* EXERCISE BRIEF:
Extract every line starting at the line that contains "Give me the" and ending with the final line of the data, inclusive; give only those lines, word for word.
===== STORED RECORDS =====
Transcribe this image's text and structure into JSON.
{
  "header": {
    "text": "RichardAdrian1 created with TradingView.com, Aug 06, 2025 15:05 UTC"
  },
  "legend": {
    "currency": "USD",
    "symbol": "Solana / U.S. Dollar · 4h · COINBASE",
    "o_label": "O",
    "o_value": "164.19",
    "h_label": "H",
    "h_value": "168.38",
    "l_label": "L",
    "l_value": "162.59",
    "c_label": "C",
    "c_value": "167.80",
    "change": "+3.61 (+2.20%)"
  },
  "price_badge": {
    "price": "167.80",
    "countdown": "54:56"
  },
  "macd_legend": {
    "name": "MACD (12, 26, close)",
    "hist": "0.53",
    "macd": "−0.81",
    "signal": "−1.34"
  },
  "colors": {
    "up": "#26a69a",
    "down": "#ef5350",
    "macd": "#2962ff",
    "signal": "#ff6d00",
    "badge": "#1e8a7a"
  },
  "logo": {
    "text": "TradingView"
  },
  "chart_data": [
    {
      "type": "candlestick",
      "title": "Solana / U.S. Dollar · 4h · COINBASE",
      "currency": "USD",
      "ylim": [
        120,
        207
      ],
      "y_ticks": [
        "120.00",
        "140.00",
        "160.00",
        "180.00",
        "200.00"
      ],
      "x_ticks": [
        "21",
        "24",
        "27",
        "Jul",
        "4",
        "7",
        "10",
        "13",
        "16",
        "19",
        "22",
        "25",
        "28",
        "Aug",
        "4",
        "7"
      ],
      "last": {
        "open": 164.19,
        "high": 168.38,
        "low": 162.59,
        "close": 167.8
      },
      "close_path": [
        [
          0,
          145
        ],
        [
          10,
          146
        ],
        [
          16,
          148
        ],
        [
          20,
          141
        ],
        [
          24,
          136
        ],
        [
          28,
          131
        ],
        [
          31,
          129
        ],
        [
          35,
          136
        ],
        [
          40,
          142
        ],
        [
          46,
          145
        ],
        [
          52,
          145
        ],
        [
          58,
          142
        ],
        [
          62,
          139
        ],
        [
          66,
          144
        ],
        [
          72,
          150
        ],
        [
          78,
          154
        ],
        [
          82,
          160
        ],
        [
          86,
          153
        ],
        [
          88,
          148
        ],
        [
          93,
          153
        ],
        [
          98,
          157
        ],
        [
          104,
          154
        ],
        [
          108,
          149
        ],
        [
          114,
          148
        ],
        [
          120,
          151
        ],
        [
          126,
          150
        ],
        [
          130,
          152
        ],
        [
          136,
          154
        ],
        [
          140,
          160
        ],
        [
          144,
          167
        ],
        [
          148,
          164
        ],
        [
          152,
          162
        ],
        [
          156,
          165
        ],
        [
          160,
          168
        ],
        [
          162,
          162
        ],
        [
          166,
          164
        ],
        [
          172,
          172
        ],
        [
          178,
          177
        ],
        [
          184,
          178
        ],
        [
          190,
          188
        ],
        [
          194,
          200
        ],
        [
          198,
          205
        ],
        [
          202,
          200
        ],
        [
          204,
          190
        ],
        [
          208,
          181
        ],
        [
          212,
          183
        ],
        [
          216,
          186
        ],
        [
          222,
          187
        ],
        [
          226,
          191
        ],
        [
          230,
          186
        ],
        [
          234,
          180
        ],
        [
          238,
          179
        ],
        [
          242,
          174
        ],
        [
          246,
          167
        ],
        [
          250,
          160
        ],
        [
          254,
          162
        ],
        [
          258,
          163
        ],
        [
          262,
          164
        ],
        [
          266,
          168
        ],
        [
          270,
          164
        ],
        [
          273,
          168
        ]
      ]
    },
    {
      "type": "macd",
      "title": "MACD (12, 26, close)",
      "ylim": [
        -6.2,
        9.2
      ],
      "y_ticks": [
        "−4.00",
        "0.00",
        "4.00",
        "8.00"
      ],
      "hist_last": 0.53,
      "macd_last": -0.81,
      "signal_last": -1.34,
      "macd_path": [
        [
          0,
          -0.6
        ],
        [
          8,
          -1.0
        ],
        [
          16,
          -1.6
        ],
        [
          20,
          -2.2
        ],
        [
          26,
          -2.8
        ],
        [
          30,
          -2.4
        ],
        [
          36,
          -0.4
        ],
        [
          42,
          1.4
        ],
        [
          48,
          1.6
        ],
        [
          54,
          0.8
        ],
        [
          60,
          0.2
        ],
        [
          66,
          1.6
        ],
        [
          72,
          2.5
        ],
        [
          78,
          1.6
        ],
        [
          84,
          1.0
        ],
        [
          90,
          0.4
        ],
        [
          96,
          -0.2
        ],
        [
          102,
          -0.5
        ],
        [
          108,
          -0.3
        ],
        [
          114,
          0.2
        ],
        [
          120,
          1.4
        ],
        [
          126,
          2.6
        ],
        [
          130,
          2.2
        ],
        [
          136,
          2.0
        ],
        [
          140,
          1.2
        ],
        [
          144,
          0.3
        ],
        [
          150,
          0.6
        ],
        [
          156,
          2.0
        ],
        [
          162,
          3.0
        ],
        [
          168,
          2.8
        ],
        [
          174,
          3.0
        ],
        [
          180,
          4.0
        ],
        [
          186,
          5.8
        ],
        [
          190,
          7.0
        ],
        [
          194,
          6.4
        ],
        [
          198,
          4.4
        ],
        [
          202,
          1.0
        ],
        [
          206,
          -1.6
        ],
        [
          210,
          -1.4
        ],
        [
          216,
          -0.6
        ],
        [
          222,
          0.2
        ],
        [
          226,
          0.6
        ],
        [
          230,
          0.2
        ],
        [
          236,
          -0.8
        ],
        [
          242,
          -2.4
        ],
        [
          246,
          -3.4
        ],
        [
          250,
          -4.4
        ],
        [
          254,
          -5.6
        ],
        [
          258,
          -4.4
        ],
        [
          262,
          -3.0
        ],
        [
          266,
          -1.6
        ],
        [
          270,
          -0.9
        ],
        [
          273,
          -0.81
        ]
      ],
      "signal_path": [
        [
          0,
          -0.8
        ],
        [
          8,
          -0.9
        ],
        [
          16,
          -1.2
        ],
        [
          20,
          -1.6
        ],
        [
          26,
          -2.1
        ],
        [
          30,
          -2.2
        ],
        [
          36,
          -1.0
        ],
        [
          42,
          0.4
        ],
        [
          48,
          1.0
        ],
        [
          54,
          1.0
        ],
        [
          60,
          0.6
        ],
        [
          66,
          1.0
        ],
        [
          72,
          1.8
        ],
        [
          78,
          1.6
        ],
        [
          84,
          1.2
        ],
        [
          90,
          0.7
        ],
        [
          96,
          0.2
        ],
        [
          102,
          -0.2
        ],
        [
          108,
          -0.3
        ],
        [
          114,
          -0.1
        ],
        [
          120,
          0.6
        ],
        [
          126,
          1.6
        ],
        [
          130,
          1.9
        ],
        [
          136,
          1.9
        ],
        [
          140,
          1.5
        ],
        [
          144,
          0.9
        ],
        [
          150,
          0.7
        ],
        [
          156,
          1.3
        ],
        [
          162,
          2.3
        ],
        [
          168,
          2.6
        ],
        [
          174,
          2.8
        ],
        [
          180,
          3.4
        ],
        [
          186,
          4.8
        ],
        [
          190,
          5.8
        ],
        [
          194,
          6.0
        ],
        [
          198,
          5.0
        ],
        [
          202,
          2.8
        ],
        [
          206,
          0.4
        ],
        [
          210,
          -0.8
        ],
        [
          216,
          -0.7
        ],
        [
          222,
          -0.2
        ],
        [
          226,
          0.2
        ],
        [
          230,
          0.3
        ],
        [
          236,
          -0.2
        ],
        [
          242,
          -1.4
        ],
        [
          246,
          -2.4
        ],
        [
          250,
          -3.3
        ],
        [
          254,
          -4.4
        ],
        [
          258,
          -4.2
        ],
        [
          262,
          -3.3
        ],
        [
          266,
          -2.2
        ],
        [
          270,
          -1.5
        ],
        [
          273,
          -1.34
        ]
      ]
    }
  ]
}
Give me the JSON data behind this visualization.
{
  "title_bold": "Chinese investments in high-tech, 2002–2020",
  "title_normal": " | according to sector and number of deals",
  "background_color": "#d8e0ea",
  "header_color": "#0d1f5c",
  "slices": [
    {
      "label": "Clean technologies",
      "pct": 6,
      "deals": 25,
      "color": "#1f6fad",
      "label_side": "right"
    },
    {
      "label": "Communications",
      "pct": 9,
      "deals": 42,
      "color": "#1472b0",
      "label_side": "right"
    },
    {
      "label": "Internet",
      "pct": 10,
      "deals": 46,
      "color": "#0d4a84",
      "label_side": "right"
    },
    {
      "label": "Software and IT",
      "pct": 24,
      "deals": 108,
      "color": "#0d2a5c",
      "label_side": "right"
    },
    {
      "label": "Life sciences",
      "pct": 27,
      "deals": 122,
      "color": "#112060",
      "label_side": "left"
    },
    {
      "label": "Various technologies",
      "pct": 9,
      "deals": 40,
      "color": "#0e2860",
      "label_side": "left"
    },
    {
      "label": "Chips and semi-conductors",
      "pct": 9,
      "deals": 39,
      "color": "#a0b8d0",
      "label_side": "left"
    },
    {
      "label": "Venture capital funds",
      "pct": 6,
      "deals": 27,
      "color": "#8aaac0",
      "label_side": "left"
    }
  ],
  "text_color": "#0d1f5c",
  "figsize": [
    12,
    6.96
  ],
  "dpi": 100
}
=====
* TASK RESPONSE:
Give me the JSON data behind this visualization.
{
  "title_bold": "Chinese investments in high-tech, 2002–2020",
  "title_normal": " | according to sector and number of deals",
  "background_color": "#d8e0ea",
  "header_color": "#0d1f5c",
  "slices": [
    {
      "label": "Clean technologies",
      "pct": 6,
      "deals": 25,
      "color": "#1f6fad",
      "label_side": "right"
    },
    {
      "label": "Communications",
      "pct": 9,
      "deals": 42,
      "color": "#1472b0",
      "label_side": "right"
    },
    {
      "label": "Internet",
      "pct": 10,
      "deals": 46,
      "color": "#0d4a84",
      "label_side": "right"
    },
    {
      "label": "Software and IT",
      "pct": 24,
      "deals": 108,
      "color": "#0d2a5c",
      "label_side": "right"
    },
    {
      "label": "Life sciences",
      "pct": 27,
      "deals": 122,
      "color": "#112060",
      "label_side": "left"
    },
    {
      "label": "Various technologies",
      "pct": 9,
      "deals": 40,
      "color": "#0e2860",
      "label_side": "left"
    },
    {
      "label": "Chips and semi-conductors",
      "pct": 9,
      "deals": 39,
      "color": "#a0b8d0",
      "label_side": "left"
    },
    {
      "label": "Venture capital funds",
      "pct": 6,
      "deals": 27,
      "color": "#8aaac0",
      "label_side": "left"
    }
  ],
  "text_color": "#0d1f5c",
  "figsize": [
    12,
    6.96
  ],
  "dpi": 100
}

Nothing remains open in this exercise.